#### [WRITTEN EXERCISE]
Pick out every line in the items below that contains the string "axis", and copy those lines. Case counts.
— start RECORD LIST —
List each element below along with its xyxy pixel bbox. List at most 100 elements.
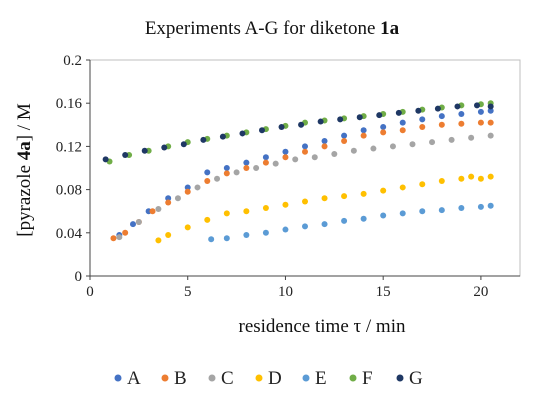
data-point-e [380,212,387,219]
x-axis-label: residence time τ / min [239,316,406,337]
data-point-b [360,132,367,139]
x-tick-label: 15 [376,284,391,300]
legend-label: E [315,368,327,389]
data-point-c [155,206,162,213]
y-tick-label: 0 [75,269,83,285]
legend-marker [208,374,216,382]
data-point-d [458,175,465,182]
legend-label: C [221,368,234,389]
data-point-g [180,141,187,148]
data-point-e [208,236,215,243]
x-axis-ticks: 0 5 10 15 20 [86,276,488,300]
data-point-e [399,210,406,217]
y-axis-label-suffix: ] / M [14,103,35,141]
data-point-g [337,116,344,123]
data-point-g [454,103,461,110]
data-point-g [415,107,422,114]
series-b [110,119,494,242]
data-point-c [135,219,142,225]
data-point-b [321,143,328,150]
data-point-a [477,108,484,115]
data-point-e [360,215,367,222]
data-point-b [110,235,117,242]
legend-marker [302,374,310,382]
data-point-b [204,177,211,184]
data-point-a [487,107,494,114]
legend-item-f: F [349,368,373,389]
legend-item-a: A [114,368,141,389]
data-points [102,100,494,244]
legend-marker [396,374,404,382]
data-point-d [155,237,162,244]
series-e [208,202,494,243]
chart-title-text: Experiments A-G for diketone [145,18,380,39]
data-point-c [389,143,396,150]
y-axis-label-prefix: [pyrazole [14,160,35,236]
data-point-d [419,181,426,188]
data-point-a [438,113,445,120]
data-point-a [204,169,211,176]
data-point-c [174,195,181,202]
data-point-d [165,231,172,238]
data-point-b [341,138,348,144]
data-point-a [302,143,308,150]
data-point-d [380,187,387,194]
data-point-e [282,226,289,233]
data-point-g [487,103,494,110]
data-point-g [239,130,246,137]
x-tick-label: 10 [278,284,293,300]
data-point-c [292,156,299,163]
data-point-e [438,207,445,214]
legend-label: D [268,368,282,389]
data-point-c [214,175,221,182]
data-point-g [200,136,207,143]
y-tick-label: 0.08 [56,183,82,199]
plot-area: 0 5 10 15 20 0 0.04 0.08 0.12 0.16 0.2 [56,53,521,300]
y-tick-label: 0.04 [56,226,83,242]
data-point-d [204,216,211,223]
data-point-a [419,116,426,123]
data-point-b [262,159,269,166]
chart-title-compound: 1a [380,18,400,39]
data-point-a [184,184,191,191]
data-point-d [477,175,484,182]
data-point-d [321,195,328,202]
data-point-c [194,184,201,191]
data-point-e [477,203,484,210]
legend-marker [114,374,122,382]
legend-label: A [127,368,141,389]
x-tick-label: 5 [184,284,192,300]
data-point-g [161,144,168,151]
legend-item-g: G [396,368,423,389]
data-point-c [253,165,260,171]
data-point-b [165,199,172,206]
data-point-e [302,223,308,230]
data-point-b [438,121,445,128]
series-a [116,107,494,238]
data-point-a [243,159,250,166]
legend-item-b: B [161,368,187,389]
legend-label: B [174,368,187,389]
legend-item-d: D [255,368,282,389]
chart-title: Experiments A-G for diketone 1a [145,18,400,39]
y-tick-label: 0.2 [63,53,82,69]
data-point-c [331,150,338,157]
data-point-b [122,229,129,236]
data-point-c [487,132,494,139]
data-point-a [399,119,406,126]
legend-label: F [362,368,373,389]
series-g [102,102,494,163]
data-point-c [370,145,377,152]
data-point-a [130,221,136,228]
data-point-b [302,148,308,155]
data-point-a [165,195,172,202]
y-tick-label: 0.12 [56,139,82,155]
data-point-g [219,133,226,140]
y-axis-label-compound: 4a [14,141,35,161]
data-point-d [399,184,406,191]
data-point-g [278,123,285,130]
data-point-e [321,221,328,228]
series-c [116,132,494,241]
data-point-b [243,165,250,171]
— end RECORD LIST —
#### [FULL SOLUTION]
x-axis-label: residence time τ / min [239,316,406,337]
x-axis-ticks: 0 5 10 15 20 [86,276,488,300]
y-axis-label-suffix: ] / M [14,103,35,141]
y-axis-label-prefix: [pyrazole [14,160,35,236]
y-axis-label-compound: 4a [14,141,35,161]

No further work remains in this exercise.